## [GIVEN INSTRUCTION]
Find each line containing the string "fertilizers" and return it.
------ WORKING DATA
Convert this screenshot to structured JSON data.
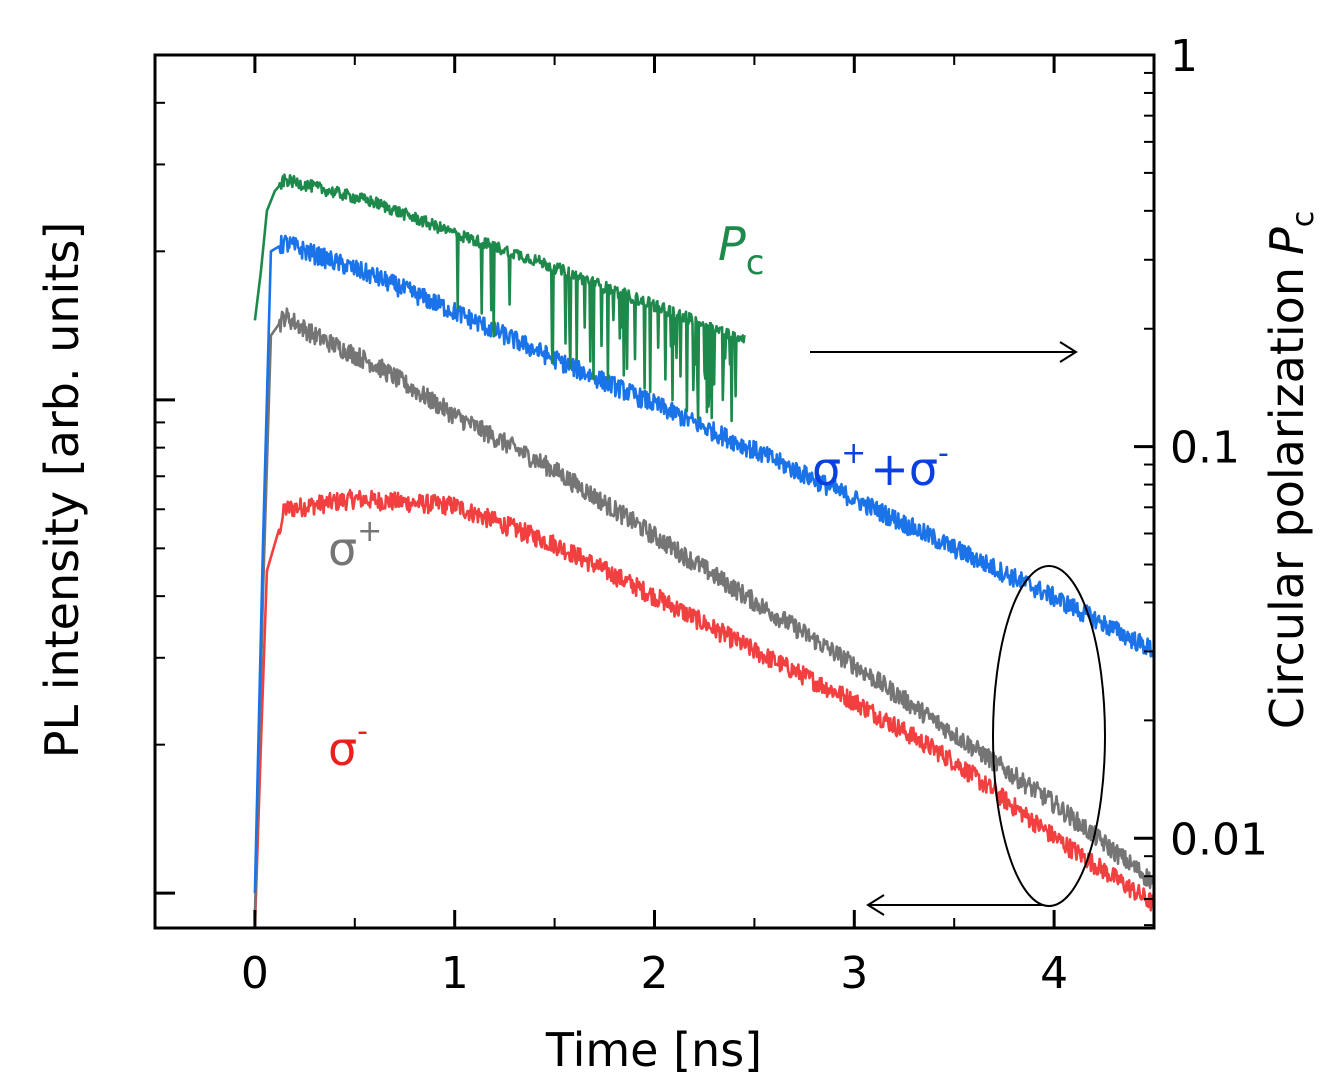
{
  "chart_data": {
    "type": "line",
    "title": "",
    "xlabel": "Time [ns]",
    "ylabel_left": "PL intensity [arb. units]",
    "ylabel_right": "Circular polarization",
    "ylabel_right_symbol": "P",
    "ylabel_right_sub": "c",
    "xlim": [
      -0.5,
      4.5
    ],
    "x_ticks": [
      0,
      1,
      2,
      3,
      4
    ],
    "x_tick_labels": [
      "0",
      "1",
      "2",
      "3",
      "4"
    ],
    "y_right_scale": "log",
    "y_right_lim": [
      0.0059,
      1
    ],
    "y_right_ticks": [
      0.01,
      0.1,
      1
    ],
    "y_right_tick_labels": [
      "0.01",
      "0.1",
      "1"
    ],
    "y_left_scale": "log",
    "y_left_lim": [
      0.85,
      50
    ],
    "series": [
      {
        "name": "sigma_plus_minus",
        "label_main": "σ",
        "label_sup1": "+",
        "label_mid": "+σ",
        "label_sup2": "-",
        "color": "#1a73e8",
        "axis": "left",
        "x": [
          0.0,
          0.04,
          0.08,
          0.15,
          0.3,
          0.6,
          1.0,
          1.5,
          2.0,
          2.5,
          3.0,
          3.5,
          4.0,
          4.5
        ],
        "values": [
          1.0,
          5,
          20.0,
          20.8,
          19.7,
          17.8,
          15.1,
          12.1,
          9.8,
          7.9,
          6.3,
          5.0,
          3.98,
          3.1
        ]
      },
      {
        "name": "sigma_plus",
        "label_main": "σ",
        "label_sup": "+",
        "color": "#757575",
        "axis": "left",
        "x": [
          0.0,
          0.04,
          0.08,
          0.15,
          0.3,
          0.6,
          1.0,
          1.5,
          2.0,
          2.5,
          3.0,
          3.5,
          4.0,
          4.5
        ],
        "values": [
          0.9,
          4,
          13.5,
          14.8,
          13.5,
          11.8,
          9.3,
          7.2,
          5.3,
          3.9,
          2.9,
          2.1,
          1.52,
          1.05
        ]
      },
      {
        "name": "sigma_minus",
        "label_main": "σ",
        "label_sup": "-",
        "color": "#f23f3f",
        "axis": "left",
        "x": [
          0.0,
          0.03,
          0.06,
          0.15,
          0.5,
          1.0,
          1.5,
          2.0,
          2.5,
          3.0,
          3.5,
          4.0,
          4.5
        ],
        "values": [
          0.85,
          2.0,
          4.5,
          6.0,
          6.3,
          6.1,
          5.1,
          4.0,
          3.1,
          2.45,
          1.85,
          1.3,
          0.95
        ]
      },
      {
        "name": "Pc",
        "label_main": "P",
        "label_sub": "c",
        "color": "#1d8a4c",
        "axis": "right",
        "x": [
          0.0,
          0.03,
          0.06,
          0.1,
          0.15,
          0.3,
          0.6,
          1.0,
          1.4,
          1.8,
          2.1,
          2.3,
          2.45
        ],
        "values": [
          0.21,
          0.28,
          0.4,
          0.45,
          0.48,
          0.46,
          0.42,
          0.35,
          0.3,
          0.25,
          0.22,
          0.2,
          0.19
        ]
      }
    ],
    "annotations": [
      {
        "type": "arrow",
        "text": "",
        "direction": "right",
        "points_to": "right axis (Pc)"
      },
      {
        "type": "arrow",
        "text": "",
        "direction": "left",
        "points_to": "left axis (PL intensity)"
      },
      {
        "type": "ellipse",
        "text": "",
        "around": "t ≈ 4 ns"
      }
    ]
  }
}
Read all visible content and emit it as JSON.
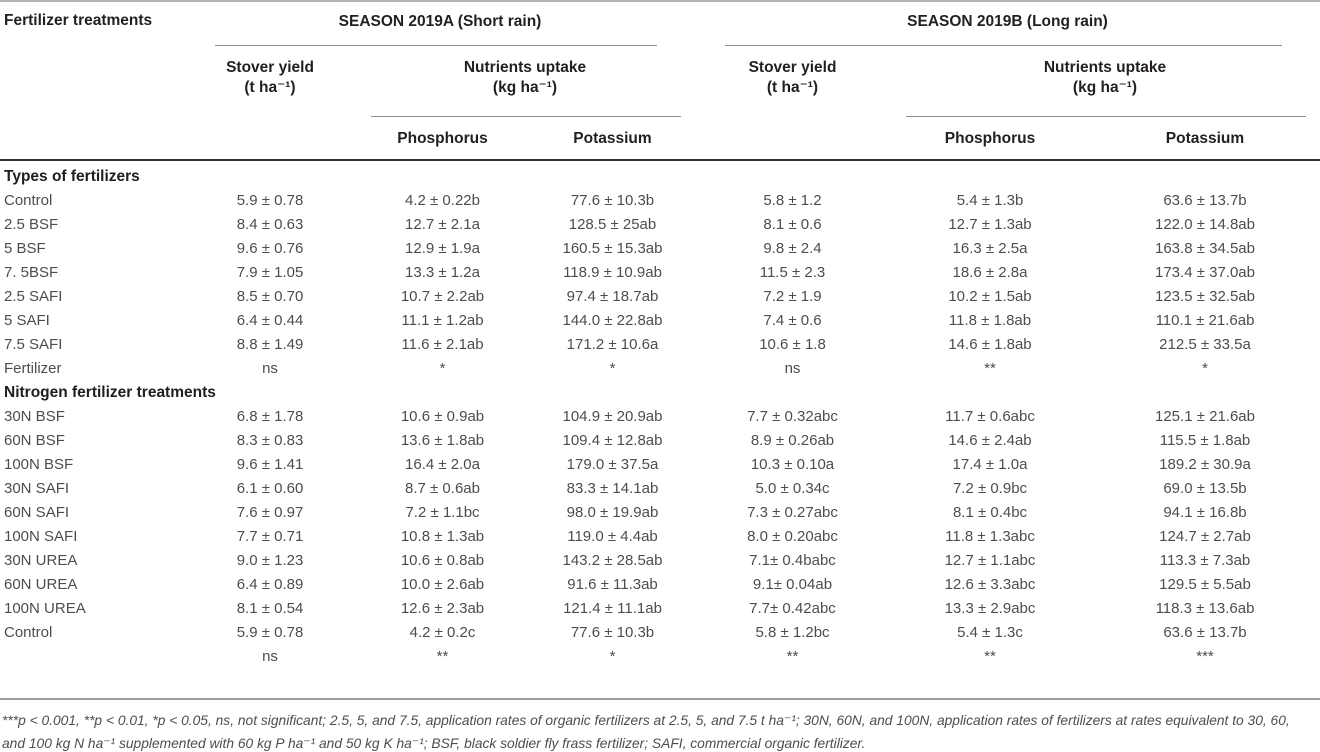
{
  "table": {
    "corner_header": "Fertilizer treatments",
    "seasons": [
      {
        "label": "SEASON 2019A (Short rain)",
        "stover_label": "Stover yield",
        "stover_unit": "(t ha⁻¹)",
        "nutrients_label": "Nutrients uptake",
        "nutrients_unit": "(kg ha⁻¹)",
        "nutrient_columns": [
          "Phosphorus",
          "Potassium"
        ]
      },
      {
        "label": "SEASON 2019B (Long rain)",
        "stover_label": "Stover yield",
        "stover_unit": "(t ha⁻¹)",
        "nutrients_label": "Nutrients uptake",
        "nutrients_unit": "(kg ha⁻¹)",
        "nutrient_columns": [
          "Phosphorus",
          "Potassium"
        ]
      }
    ],
    "sections": [
      {
        "title": "Types of fertilizers",
        "rows": [
          {
            "label": "Control",
            "values": [
              "5.9 ± 0.78",
              "4.2 ± 0.22b",
              "77.6 ± 10.3b",
              "5.8 ± 1.2",
              "5.4 ± 1.3b",
              "63.6 ± 13.7b"
            ]
          },
          {
            "label": "2.5 BSF",
            "values": [
              "8.4 ± 0.63",
              "12.7 ± 2.1a",
              "128.5 ± 25ab",
              "8.1 ± 0.6",
              "12.7 ± 1.3ab",
              "122.0 ± 14.8ab"
            ]
          },
          {
            "label": "5 BSF",
            "values": [
              "9.6 ± 0.76",
              "12.9 ± 1.9a",
              "160.5 ± 15.3ab",
              "9.8 ± 2.4",
              "16.3 ± 2.5a",
              "163.8 ± 34.5ab"
            ]
          },
          {
            "label": "7. 5BSF",
            "values": [
              "7.9 ± 1.05",
              "13.3 ± 1.2a",
              "118.9 ± 10.9ab",
              "11.5 ± 2.3",
              "18.6 ± 2.8a",
              "173.4 ± 37.0ab"
            ]
          },
          {
            "label": "2.5 SAFI",
            "values": [
              "8.5 ± 0.70",
              "10.7 ± 2.2ab",
              "97.4 ± 18.7ab",
              "7.2 ± 1.9",
              "10.2 ± 1.5ab",
              "123.5 ± 32.5ab"
            ]
          },
          {
            "label": "5 SAFI",
            "values": [
              "6.4 ± 0.44",
              "11.1 ± 1.2ab",
              "144.0 ± 22.8ab",
              "7.4 ± 0.6",
              "11.8 ± 1.8ab",
              "110.1 ± 21.6ab"
            ]
          },
          {
            "label": "7.5 SAFI",
            "values": [
              "8.8 ± 1.49",
              "11.6 ± 2.1ab",
              "171.2 ± 10.6a",
              "10.6 ± 1.8",
              "14.6 ± 1.8ab",
              "212.5 ± 33.5a"
            ]
          },
          {
            "label": "Fertilizer",
            "values": [
              "ns",
              "*",
              "*",
              "ns",
              "**",
              "*"
            ]
          }
        ]
      },
      {
        "title": "Nitrogen fertilizer treatments",
        "rows": [
          {
            "label": "30N BSF",
            "values": [
              "6.8 ± 1.78",
              "10.6 ± 0.9ab",
              "104.9 ± 20.9ab",
              "7.7 ± 0.32abc",
              "11.7 ± 0.6abc",
              "125.1 ± 21.6ab"
            ]
          },
          {
            "label": "60N BSF",
            "values": [
              "8.3 ± 0.83",
              "13.6 ± 1.8ab",
              "109.4 ± 12.8ab",
              "8.9 ± 0.26ab",
              "14.6 ± 2.4ab",
              "115.5 ± 1.8ab"
            ]
          },
          {
            "label": "100N BSF",
            "values": [
              "9.6 ± 1.41",
              "16.4 ± 2.0a",
              "179.0 ± 37.5a",
              "10.3 ± 0.10a",
              "17.4 ± 1.0a",
              "189.2 ± 30.9a"
            ]
          },
          {
            "label": "30N SAFI",
            "values": [
              "6.1 ± 0.60",
              "8.7 ± 0.6ab",
              "83.3 ± 14.1ab",
              "5.0 ± 0.34c",
              "7.2 ± 0.9bc",
              "69.0 ± 13.5b"
            ]
          },
          {
            "label": "60N SAFI",
            "values": [
              "7.6 ± 0.97",
              "7.2 ± 1.1bc",
              "98.0 ± 19.9ab",
              "7.3 ± 0.27abc",
              "8.1 ± 0.4bc",
              "94.1 ± 16.8b"
            ]
          },
          {
            "label": "100N SAFI",
            "values": [
              "7.7 ± 0.71",
              "10.8 ± 1.3ab",
              "119.0 ± 4.4ab",
              "8.0 ± 0.20abc",
              "11.8 ± 1.3abc",
              "124.7 ± 2.7ab"
            ]
          },
          {
            "label": "30N UREA",
            "values": [
              "9.0 ± 1.23",
              "10.6 ± 0.8ab",
              "143.2 ± 28.5ab",
              "7.1± 0.4babc",
              "12.7 ± 1.1abc",
              "113.3 ± 7.3ab"
            ]
          },
          {
            "label": "60N UREA",
            "values": [
              "6.4 ± 0.89",
              "10.0 ± 2.6ab",
              "91.6 ± 11.3ab",
              "9.1± 0.04ab",
              "12.6 ± 3.3abc",
              "129.5 ± 5.5ab"
            ]
          },
          {
            "label": "100N UREA",
            "values": [
              "8.1 ± 0.54",
              "12.6 ± 2.3ab",
              "121.4 ± 11.1ab",
              "7.7± 0.42abc",
              "13.3 ± 2.9abc",
              "118.3 ± 13.6ab"
            ]
          },
          {
            "label": "Control",
            "values": [
              "5.9 ± 0.78",
              "4.2 ± 0.2c",
              "77.6 ± 10.3b",
              "5.8 ± 1.2bc",
              "5.4 ± 1.3c",
              "63.6 ± 13.7b"
            ]
          },
          {
            "label": "",
            "values": [
              "ns",
              "**",
              "*",
              "**",
              "**",
              "***"
            ]
          }
        ]
      }
    ]
  },
  "footnote": {
    "text": "***p < 0.001, **p < 0.01, *p < 0.05, ns, not significant; 2.5, 5, and 7.5, application rates of organic fertilizers at 2.5, 5, and 7.5 t ha⁻¹; 30N, 60N, and 100N, application rates of fertilizers at rates equivalent to 30, 60, and 100 kg N ha⁻¹ supplemented with 60 kg P ha⁻¹ and 50 kg K ha⁻¹; BSF, black soldier fly frass fertilizer; SAFI, commercial organic fertilizer."
  }
}
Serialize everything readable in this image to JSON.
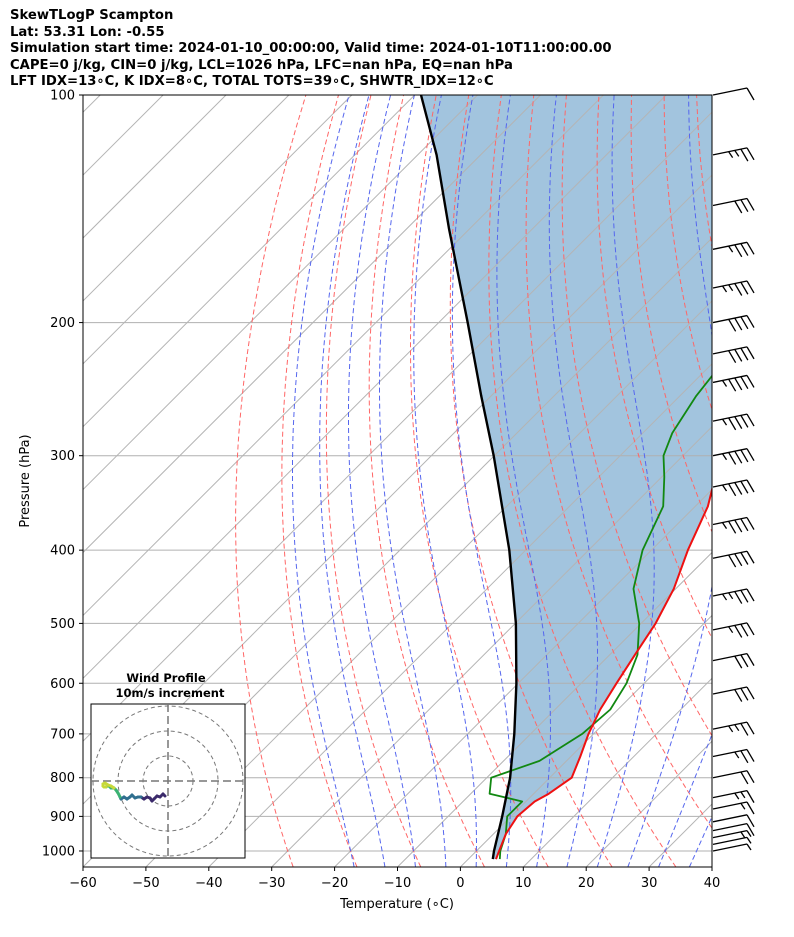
{
  "header": {
    "line1": "SkewTLogP Scampton",
    "line2": "Lat: 53.31   Lon: -0.55",
    "line3": "Simulation start time: 2024-01-10_00:00:00, Valid time: 2024-01-10T11:00:00.00",
    "line4": "CAPE=0 j/kg, CIN=0 j/kg, LCL=1026 hPa, LFC=nan hPa, EQ=nan hPa",
    "line5": "LFT IDX=13∘C, K IDX=8∘C, TOTAL TOTS=39∘C, SHWTR_IDX=12∘C"
  },
  "colors": {
    "temperature": "#ee1111",
    "dewpoint": "#118811",
    "parcel": "#000000",
    "cape_fill": "#a2c4de",
    "dry_adiabat": "#ff6666",
    "moist_adiabat": "#5566ee",
    "isotherm": "#b4b4b4"
  },
  "chart_data": {
    "type": "line",
    "title": "",
    "xlabel": "Temperature (∘C)",
    "ylabel": "Pressure (hPa)",
    "xlim": [
      -60,
      40
    ],
    "ylim": [
      1050,
      100
    ],
    "grid": true,
    "x_ticks": [
      "−60",
      "−50",
      "−40",
      "−30",
      "−20",
      "−10",
      "0",
      "10",
      "20",
      "30",
      "40"
    ],
    "x_tick_values": [
      -60,
      -50,
      -40,
      -30,
      -20,
      -10,
      0,
      10,
      20,
      30,
      40
    ],
    "y_ticks": [
      "100",
      "200",
      "300",
      "400",
      "500",
      "600",
      "700",
      "800",
      "900",
      "1000"
    ],
    "y_tick_values": [
      100,
      200,
      300,
      400,
      500,
      600,
      700,
      800,
      900,
      1000
    ],
    "series": [
      {
        "name": "Temperature",
        "color": "#ee1111",
        "points": [
          [
            1025,
            4.4
          ],
          [
            1000,
            3.6
          ],
          [
            950,
            2.0
          ],
          [
            900,
            1.0
          ],
          [
            860,
            1.4
          ],
          [
            840,
            2.4
          ],
          [
            800,
            3.5
          ],
          [
            750,
            1.5
          ],
          [
            700,
            -0.8
          ],
          [
            650,
            -2.8
          ],
          [
            600,
            -4.4
          ],
          [
            550,
            -6.0
          ],
          [
            500,
            -7.7
          ],
          [
            450,
            -10.3
          ],
          [
            400,
            -14.2
          ],
          [
            350,
            -18.0
          ],
          [
            330,
            -20.3
          ],
          [
            300,
            -22.1
          ],
          [
            280,
            -22.8
          ],
          [
            250,
            -21.7
          ],
          [
            220,
            -20.4
          ],
          [
            200,
            -17.9
          ],
          [
            180,
            -14.7
          ],
          [
            160,
            -12.3
          ],
          [
            140,
            -9.8
          ],
          [
            120,
            -6.4
          ],
          [
            110,
            -4.1
          ],
          [
            100,
            -2.1
          ]
        ]
      },
      {
        "name": "Dewpoint",
        "color": "#118811",
        "points": [
          [
            1025,
            5.0
          ],
          [
            1000,
            3.8
          ],
          [
            950,
            2.0
          ],
          [
            900,
            -0.6
          ],
          [
            860,
            -0.6
          ],
          [
            840,
            -7.0
          ],
          [
            800,
            -9.3
          ],
          [
            760,
            -4.3
          ],
          [
            700,
            -1.8
          ],
          [
            650,
            -1.2
          ],
          [
            600,
            -2.8
          ],
          [
            550,
            -5.6
          ],
          [
            500,
            -10.3
          ],
          [
            450,
            -16.7
          ],
          [
            400,
            -21.4
          ],
          [
            350,
            -25.1
          ],
          [
            320,
            -29.6
          ],
          [
            300,
            -33.1
          ],
          [
            280,
            -35.3
          ],
          [
            250,
            -37.4
          ],
          [
            220,
            -38.8
          ],
          [
            190,
            -39.3
          ],
          [
            160,
            -40.8
          ],
          [
            140,
            -36.8
          ],
          [
            120,
            -31.7
          ],
          [
            110,
            -28.5
          ],
          [
            100,
            -25.0
          ]
        ]
      },
      {
        "name": "Parcel",
        "color": "#000000",
        "points": [
          [
            1025,
            3.9
          ],
          [
            1000,
            2.8
          ],
          [
            900,
            -1.4
          ],
          [
            800,
            -6.3
          ],
          [
            700,
            -12.6
          ],
          [
            600,
            -20.3
          ],
          [
            500,
            -29.9
          ],
          [
            400,
            -42.6
          ],
          [
            300,
            -60.1
          ],
          [
            250,
            -71.6
          ],
          [
            200,
            -85.4
          ],
          [
            150,
            -103.4
          ],
          [
            120,
            -117.0
          ],
          [
            100,
            -129.0
          ]
        ]
      }
    ],
    "cape_region": "shaded between parcel and temperature profile"
  },
  "wind_barbs": {
    "pressures": [
      100,
      120,
      140,
      160,
      180,
      200,
      220,
      240,
      270,
      300,
      330,
      370,
      410,
      460,
      510,
      560,
      620,
      690,
      750,
      800,
      850,
      880,
      915,
      940,
      960,
      980,
      1000
    ],
    "speeds_kt": [
      12,
      28,
      32,
      34,
      38,
      41,
      42,
      43,
      44,
      45,
      46,
      45,
      42,
      38,
      36,
      32,
      30,
      28,
      25,
      22,
      18,
      15,
      12,
      10,
      8,
      7,
      6
    ]
  },
  "hodograph": {
    "title_line1": "Wind Profile",
    "title_line2": "10m/s increment"
  }
}
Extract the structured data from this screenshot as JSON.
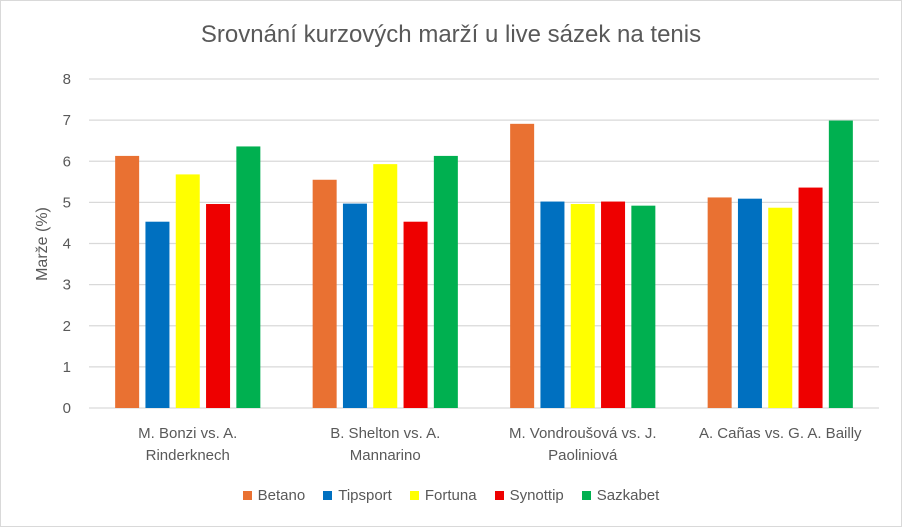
------------
## [PROBLEM SOLUTION]
        "title": "Types of fertilizers",
    "text": "***p < 0.001, **p < 0.01, *p < 0.05, ns, not significant; 2.5, 5, and 7.5, application rates of organic fertilizers at 2.5, 5, and 7.5 t ha⁻¹; 30N, 60N, and 100N, application rates of fertilizers at rates equivalent to 30, 60, and 100 kg N ha⁻¹ supplemented with 60 kg P ha⁻¹ and 50 kg K ha⁻¹; BSF, black soldier fly frass fertilizer; SAFI, commercial organic fertilizer."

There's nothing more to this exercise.